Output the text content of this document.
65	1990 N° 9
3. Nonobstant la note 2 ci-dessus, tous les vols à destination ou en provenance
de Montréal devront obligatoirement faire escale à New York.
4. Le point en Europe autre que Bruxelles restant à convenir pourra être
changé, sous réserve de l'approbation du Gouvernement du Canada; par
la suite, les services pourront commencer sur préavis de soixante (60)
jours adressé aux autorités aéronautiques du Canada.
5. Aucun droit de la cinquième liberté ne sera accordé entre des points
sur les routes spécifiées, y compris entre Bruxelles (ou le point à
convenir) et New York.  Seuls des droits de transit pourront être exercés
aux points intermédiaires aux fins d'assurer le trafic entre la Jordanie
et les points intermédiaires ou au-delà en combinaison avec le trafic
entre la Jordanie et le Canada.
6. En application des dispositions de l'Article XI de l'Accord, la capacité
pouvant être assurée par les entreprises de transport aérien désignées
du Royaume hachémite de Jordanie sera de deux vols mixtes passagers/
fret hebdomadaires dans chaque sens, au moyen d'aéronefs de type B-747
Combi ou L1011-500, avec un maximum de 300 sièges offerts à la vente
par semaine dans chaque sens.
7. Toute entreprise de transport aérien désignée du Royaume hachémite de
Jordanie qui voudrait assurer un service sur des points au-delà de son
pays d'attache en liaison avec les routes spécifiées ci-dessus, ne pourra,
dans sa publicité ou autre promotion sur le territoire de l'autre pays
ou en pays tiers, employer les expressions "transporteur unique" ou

┄┄┄┄┄┄

What the task asks: Reply with one number only, the count of lines above that hold the string "pourra".

Solved problem: 2